TASK DETAILS. Track down every line below that holds "JSON" and copy it.

** START GIVEN DATA **

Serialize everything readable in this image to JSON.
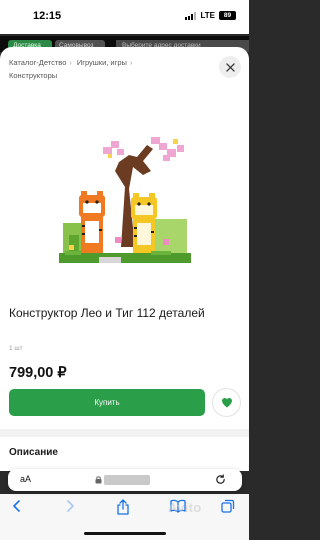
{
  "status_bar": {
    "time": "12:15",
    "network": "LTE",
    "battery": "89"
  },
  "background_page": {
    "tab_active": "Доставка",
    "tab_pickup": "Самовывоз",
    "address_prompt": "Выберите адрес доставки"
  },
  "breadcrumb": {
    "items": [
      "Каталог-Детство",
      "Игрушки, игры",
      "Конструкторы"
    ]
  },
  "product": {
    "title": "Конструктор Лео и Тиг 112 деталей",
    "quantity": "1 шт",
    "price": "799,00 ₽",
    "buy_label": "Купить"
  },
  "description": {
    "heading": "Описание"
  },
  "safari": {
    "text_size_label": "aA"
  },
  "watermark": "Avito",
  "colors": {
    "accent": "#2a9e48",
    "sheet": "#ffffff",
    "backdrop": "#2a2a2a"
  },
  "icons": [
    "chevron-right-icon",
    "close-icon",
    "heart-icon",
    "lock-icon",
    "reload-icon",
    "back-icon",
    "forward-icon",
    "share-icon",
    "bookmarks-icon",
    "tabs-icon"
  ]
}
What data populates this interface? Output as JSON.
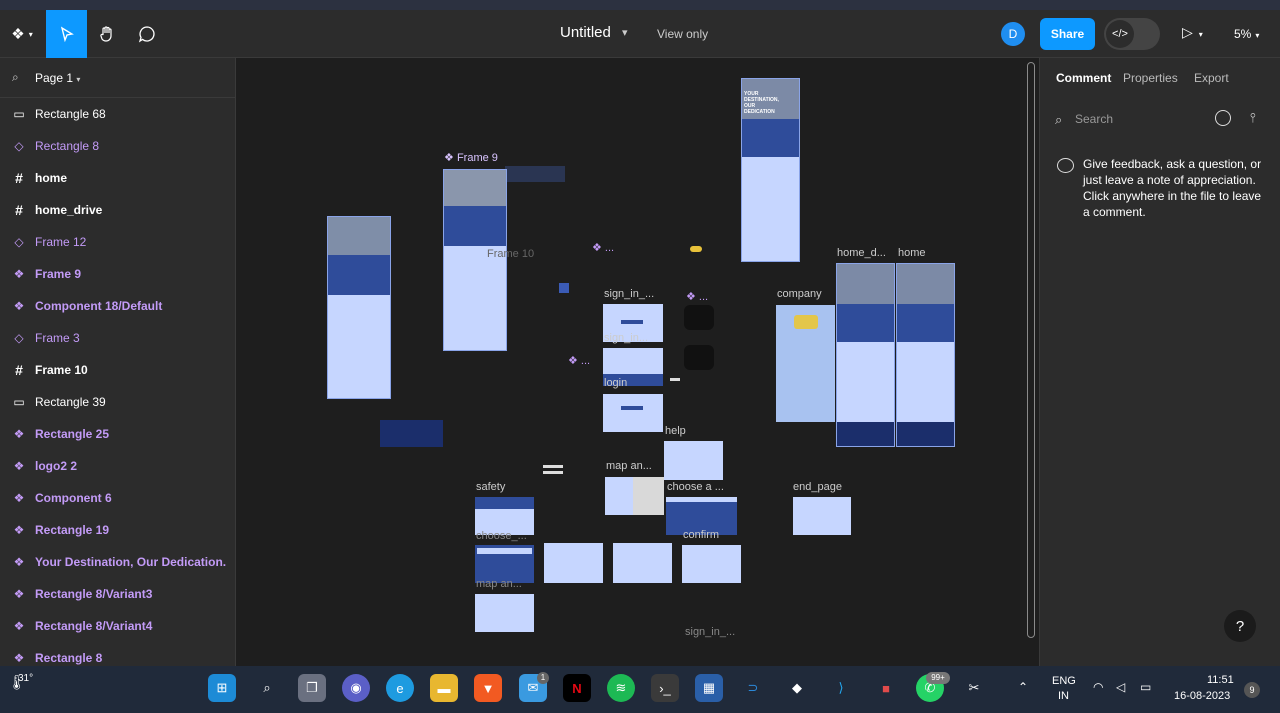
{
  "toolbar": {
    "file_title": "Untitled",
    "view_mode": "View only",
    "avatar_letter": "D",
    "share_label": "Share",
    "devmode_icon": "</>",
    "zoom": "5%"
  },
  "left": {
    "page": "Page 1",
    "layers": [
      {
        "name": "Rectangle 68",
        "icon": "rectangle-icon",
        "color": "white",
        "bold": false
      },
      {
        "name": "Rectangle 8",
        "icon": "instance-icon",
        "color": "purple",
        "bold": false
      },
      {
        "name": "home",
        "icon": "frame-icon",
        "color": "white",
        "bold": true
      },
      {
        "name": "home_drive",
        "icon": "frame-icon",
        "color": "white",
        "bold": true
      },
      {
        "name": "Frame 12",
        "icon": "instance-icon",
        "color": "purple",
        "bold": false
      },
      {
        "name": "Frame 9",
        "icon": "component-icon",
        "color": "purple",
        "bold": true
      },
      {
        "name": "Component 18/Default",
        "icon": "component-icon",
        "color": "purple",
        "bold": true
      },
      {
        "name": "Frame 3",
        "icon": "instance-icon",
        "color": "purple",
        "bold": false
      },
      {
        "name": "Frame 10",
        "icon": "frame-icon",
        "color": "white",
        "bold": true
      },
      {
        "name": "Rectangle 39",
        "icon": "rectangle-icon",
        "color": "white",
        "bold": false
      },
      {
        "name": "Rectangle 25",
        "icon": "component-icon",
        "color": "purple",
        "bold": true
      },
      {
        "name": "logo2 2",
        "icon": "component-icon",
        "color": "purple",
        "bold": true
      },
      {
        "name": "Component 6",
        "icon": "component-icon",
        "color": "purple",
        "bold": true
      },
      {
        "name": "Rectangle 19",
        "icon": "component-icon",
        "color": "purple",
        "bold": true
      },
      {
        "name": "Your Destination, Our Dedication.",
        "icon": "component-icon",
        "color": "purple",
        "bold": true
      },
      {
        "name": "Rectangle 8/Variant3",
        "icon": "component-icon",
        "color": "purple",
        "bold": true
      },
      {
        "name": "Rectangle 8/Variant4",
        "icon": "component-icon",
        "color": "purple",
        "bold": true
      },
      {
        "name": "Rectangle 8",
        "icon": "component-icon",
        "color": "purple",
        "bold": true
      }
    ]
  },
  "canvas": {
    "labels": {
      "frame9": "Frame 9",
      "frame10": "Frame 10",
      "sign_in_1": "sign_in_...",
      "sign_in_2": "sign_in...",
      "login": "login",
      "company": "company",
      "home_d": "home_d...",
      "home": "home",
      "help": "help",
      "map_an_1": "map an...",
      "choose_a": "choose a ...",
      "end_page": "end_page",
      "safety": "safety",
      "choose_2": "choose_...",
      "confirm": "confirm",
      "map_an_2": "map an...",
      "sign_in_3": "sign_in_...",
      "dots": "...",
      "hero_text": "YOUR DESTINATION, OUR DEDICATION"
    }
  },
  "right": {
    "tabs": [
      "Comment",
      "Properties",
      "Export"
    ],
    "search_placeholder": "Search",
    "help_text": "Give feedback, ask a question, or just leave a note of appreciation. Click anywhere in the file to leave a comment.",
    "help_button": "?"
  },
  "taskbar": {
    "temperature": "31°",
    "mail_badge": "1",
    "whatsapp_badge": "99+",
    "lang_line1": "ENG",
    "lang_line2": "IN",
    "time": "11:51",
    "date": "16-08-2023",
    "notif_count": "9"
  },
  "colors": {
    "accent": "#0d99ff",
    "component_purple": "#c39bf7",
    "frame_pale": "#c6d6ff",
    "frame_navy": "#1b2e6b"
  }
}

** END GIVEN DATA **
** START GIVEN DATA **

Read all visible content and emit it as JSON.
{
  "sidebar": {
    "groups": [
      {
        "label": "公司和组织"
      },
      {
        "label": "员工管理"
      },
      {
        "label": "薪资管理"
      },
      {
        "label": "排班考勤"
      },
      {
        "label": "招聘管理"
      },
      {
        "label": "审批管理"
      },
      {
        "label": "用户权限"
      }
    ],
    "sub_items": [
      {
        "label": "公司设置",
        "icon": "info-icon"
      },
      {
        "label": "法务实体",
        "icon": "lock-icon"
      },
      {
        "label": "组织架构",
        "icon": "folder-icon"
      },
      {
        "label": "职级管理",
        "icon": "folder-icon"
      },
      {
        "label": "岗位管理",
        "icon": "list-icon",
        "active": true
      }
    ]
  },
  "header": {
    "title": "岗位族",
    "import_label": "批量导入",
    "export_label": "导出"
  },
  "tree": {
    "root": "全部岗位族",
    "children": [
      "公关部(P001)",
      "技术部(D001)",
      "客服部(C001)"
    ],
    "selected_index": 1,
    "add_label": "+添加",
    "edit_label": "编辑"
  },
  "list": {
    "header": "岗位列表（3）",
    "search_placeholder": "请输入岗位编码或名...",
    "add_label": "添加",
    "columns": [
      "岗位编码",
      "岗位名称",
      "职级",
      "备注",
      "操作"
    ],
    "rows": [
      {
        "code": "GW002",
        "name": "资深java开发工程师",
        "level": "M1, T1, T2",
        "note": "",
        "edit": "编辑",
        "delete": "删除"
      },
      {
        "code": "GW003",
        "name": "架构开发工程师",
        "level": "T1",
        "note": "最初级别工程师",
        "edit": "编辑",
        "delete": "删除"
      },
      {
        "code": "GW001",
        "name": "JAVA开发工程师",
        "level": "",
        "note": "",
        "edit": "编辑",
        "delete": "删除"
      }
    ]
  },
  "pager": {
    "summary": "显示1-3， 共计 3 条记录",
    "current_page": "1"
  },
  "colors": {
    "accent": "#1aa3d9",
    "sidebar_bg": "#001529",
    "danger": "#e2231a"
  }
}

** END GIVEN DATA **
** START GIVEN DATA **

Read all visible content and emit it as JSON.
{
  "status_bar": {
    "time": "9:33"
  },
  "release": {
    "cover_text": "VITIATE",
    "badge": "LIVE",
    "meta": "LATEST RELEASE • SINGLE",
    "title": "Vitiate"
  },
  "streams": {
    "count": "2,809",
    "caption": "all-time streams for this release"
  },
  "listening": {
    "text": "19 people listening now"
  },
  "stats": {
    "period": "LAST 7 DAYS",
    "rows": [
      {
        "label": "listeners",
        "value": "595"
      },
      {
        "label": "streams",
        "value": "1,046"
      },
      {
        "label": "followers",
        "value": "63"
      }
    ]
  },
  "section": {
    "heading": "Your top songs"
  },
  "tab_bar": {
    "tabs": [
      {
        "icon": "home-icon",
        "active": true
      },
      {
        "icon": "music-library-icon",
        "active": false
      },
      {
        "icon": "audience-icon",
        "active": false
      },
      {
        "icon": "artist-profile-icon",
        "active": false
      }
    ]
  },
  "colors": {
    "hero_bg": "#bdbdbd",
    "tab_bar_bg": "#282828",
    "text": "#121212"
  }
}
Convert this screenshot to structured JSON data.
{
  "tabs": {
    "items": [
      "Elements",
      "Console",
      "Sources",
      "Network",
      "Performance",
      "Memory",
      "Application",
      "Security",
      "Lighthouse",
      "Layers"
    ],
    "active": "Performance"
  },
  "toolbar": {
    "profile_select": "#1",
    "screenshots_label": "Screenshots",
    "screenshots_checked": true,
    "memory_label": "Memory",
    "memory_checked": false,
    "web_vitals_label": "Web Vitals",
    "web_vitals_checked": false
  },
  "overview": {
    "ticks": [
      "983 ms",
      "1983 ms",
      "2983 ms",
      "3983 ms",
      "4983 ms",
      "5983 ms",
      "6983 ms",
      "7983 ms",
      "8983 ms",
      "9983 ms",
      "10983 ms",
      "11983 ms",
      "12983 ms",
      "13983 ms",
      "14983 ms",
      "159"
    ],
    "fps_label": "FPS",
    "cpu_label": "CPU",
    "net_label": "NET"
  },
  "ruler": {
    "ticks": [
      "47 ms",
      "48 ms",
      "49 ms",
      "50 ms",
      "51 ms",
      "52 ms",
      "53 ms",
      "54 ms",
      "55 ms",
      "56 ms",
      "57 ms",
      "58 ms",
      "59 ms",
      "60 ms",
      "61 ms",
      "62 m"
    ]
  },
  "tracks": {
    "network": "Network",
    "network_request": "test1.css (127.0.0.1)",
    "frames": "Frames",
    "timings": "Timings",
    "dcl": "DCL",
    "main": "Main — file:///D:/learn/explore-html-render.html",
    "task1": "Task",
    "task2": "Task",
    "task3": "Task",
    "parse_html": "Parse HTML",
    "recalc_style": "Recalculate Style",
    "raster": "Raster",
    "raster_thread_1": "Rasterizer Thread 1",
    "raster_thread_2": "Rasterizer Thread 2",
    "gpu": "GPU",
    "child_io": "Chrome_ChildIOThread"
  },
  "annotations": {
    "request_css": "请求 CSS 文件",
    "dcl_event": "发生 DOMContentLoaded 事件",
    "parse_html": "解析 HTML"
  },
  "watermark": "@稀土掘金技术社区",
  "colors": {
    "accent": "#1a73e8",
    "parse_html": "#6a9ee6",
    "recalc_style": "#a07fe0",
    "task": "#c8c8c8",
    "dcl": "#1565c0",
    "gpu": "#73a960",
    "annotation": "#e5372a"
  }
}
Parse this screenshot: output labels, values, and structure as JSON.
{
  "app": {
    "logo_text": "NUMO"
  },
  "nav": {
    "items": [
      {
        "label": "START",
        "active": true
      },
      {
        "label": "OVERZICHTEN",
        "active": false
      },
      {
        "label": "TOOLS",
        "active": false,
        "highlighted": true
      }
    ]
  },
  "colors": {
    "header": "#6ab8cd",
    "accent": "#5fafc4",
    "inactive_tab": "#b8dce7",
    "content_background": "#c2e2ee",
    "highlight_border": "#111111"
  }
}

** END GIVEN DATA **

ANSWER IN FULL.
Serialize everything readable in this image to JSON.
What data populates this interface? Output as JSON.
Read all visible content and emit it as JSON.
Read all visible content and emit it as JSON.
Convert this screenshot to structured JSON data.
Parse this screenshot: output labels, values, and structure as JSON.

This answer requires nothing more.